━━━ RECORDS FOR THE EXERCISE

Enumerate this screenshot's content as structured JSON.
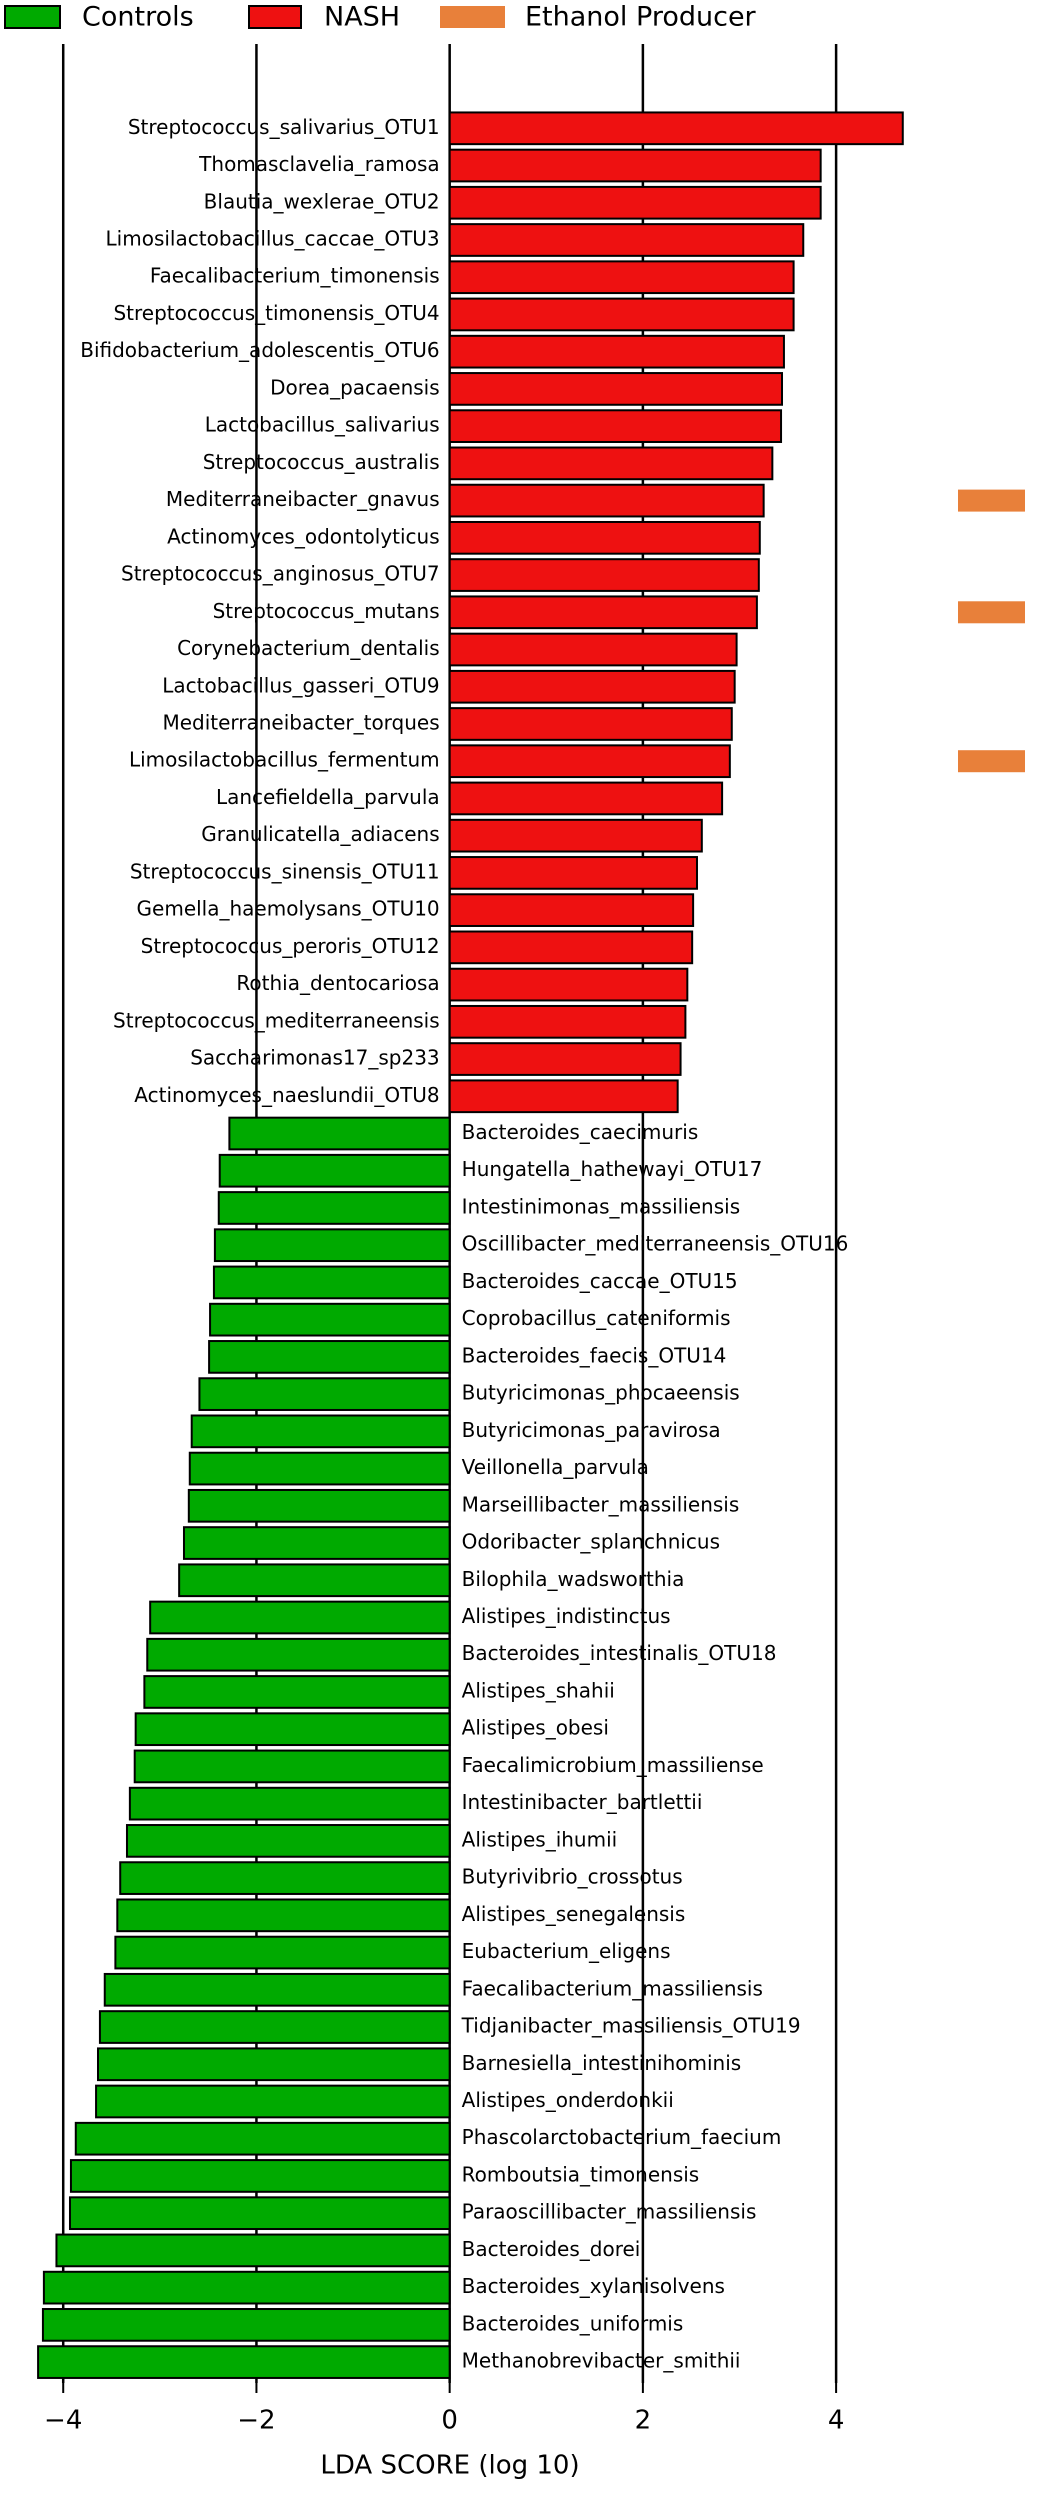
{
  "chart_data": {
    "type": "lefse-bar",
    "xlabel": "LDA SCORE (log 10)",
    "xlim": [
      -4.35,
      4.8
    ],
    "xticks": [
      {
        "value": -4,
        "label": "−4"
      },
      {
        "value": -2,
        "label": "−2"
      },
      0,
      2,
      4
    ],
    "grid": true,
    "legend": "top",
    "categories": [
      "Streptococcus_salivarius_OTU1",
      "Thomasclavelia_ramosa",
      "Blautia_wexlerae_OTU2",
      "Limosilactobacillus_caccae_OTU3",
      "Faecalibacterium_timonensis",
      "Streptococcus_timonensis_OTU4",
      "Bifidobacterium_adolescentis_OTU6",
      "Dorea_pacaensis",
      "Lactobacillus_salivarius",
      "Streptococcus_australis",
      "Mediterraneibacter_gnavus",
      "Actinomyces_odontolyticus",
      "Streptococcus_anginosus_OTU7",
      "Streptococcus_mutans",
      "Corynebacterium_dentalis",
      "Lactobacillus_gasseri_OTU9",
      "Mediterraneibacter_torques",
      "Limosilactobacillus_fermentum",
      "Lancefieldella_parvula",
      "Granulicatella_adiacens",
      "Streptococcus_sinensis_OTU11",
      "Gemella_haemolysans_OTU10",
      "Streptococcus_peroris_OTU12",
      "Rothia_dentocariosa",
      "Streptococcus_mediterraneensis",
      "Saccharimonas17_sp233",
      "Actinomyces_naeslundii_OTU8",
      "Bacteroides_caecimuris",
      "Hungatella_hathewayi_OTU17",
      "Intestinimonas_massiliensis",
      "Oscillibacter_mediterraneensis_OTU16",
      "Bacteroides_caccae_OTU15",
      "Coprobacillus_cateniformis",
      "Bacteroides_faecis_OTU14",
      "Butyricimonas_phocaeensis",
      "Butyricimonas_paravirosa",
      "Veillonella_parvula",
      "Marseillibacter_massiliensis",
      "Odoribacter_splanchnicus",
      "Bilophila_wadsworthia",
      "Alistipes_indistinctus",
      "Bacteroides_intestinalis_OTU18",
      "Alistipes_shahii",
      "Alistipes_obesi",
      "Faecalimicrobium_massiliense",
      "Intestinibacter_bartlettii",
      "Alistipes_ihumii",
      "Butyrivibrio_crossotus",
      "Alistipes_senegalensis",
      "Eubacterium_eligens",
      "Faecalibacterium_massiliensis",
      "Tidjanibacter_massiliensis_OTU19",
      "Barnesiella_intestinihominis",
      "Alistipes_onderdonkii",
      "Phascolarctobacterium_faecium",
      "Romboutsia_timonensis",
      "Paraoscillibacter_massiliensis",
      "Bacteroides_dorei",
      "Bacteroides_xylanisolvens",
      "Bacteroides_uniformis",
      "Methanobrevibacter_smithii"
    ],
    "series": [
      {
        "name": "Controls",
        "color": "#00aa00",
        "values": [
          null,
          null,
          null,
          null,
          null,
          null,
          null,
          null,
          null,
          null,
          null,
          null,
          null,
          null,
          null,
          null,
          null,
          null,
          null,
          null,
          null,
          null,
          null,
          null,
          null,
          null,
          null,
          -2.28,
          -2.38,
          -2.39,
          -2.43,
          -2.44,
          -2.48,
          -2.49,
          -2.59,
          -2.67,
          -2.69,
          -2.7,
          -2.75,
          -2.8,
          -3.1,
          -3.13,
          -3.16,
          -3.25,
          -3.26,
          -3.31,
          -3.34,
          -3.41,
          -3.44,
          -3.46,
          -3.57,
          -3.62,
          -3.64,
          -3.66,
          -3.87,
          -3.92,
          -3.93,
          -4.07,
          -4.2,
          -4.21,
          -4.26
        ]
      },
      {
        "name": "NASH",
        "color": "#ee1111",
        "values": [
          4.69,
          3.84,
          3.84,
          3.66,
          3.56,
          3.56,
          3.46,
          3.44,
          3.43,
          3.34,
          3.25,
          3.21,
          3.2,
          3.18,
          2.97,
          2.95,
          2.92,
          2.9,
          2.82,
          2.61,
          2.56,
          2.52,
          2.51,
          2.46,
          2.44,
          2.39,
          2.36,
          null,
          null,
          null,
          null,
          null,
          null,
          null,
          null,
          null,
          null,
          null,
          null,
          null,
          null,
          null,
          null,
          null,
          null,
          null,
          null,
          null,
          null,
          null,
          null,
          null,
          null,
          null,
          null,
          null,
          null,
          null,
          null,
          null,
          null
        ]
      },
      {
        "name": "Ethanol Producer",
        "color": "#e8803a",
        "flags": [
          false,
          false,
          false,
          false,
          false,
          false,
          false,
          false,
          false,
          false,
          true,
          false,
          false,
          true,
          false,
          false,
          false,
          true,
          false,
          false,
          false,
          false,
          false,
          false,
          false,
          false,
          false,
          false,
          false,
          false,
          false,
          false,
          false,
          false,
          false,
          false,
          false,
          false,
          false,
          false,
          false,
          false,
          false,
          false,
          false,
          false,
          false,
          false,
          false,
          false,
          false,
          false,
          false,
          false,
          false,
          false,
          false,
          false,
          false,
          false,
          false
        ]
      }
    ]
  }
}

━━━━━━
━━━ RECORDS FOR THE EXERCISE

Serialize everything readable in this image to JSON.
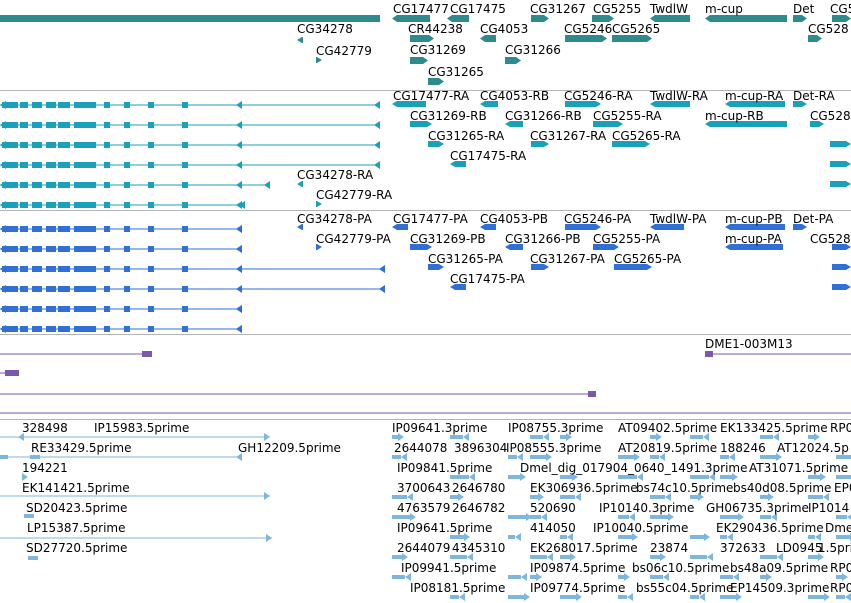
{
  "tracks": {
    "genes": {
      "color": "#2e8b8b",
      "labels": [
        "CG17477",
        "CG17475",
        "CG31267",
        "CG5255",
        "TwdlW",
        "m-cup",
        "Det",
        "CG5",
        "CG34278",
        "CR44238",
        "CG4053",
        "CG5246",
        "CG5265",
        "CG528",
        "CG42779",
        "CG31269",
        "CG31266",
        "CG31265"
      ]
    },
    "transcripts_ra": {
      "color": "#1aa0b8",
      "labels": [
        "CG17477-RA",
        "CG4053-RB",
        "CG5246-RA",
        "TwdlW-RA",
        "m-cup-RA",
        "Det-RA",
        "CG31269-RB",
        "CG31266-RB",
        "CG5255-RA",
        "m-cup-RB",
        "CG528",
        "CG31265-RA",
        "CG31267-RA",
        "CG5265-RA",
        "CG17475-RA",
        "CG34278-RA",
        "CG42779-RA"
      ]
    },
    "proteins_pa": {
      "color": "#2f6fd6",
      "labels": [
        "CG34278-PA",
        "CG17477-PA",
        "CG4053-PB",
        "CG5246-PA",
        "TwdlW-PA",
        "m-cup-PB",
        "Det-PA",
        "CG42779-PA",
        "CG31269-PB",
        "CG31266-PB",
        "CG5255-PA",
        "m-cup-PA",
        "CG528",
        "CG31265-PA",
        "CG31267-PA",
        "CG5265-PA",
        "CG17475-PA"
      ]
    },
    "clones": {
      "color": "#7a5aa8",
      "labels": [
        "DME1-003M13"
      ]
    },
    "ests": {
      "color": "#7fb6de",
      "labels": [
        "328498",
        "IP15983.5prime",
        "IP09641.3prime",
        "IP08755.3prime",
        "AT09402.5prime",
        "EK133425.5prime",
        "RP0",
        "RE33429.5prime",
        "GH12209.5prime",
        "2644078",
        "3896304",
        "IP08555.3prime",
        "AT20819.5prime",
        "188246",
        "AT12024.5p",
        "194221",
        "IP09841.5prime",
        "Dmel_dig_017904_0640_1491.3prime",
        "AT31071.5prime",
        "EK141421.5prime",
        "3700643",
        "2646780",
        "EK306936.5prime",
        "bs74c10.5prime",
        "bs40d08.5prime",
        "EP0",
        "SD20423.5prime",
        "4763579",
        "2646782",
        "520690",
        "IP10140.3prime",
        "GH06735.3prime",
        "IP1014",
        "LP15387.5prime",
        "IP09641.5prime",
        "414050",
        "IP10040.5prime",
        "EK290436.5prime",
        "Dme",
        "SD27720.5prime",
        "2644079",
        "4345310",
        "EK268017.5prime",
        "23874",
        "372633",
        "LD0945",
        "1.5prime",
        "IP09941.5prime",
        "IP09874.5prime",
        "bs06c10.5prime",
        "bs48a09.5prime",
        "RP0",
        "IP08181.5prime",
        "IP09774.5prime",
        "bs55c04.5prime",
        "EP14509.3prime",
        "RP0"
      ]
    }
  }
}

━━━━━━

→ **WHAT IS REQUIRED**:
Whenever the word "this" occurs in a line of the records, that line counts toward the total; state the total only.

→ **RESULT**:
2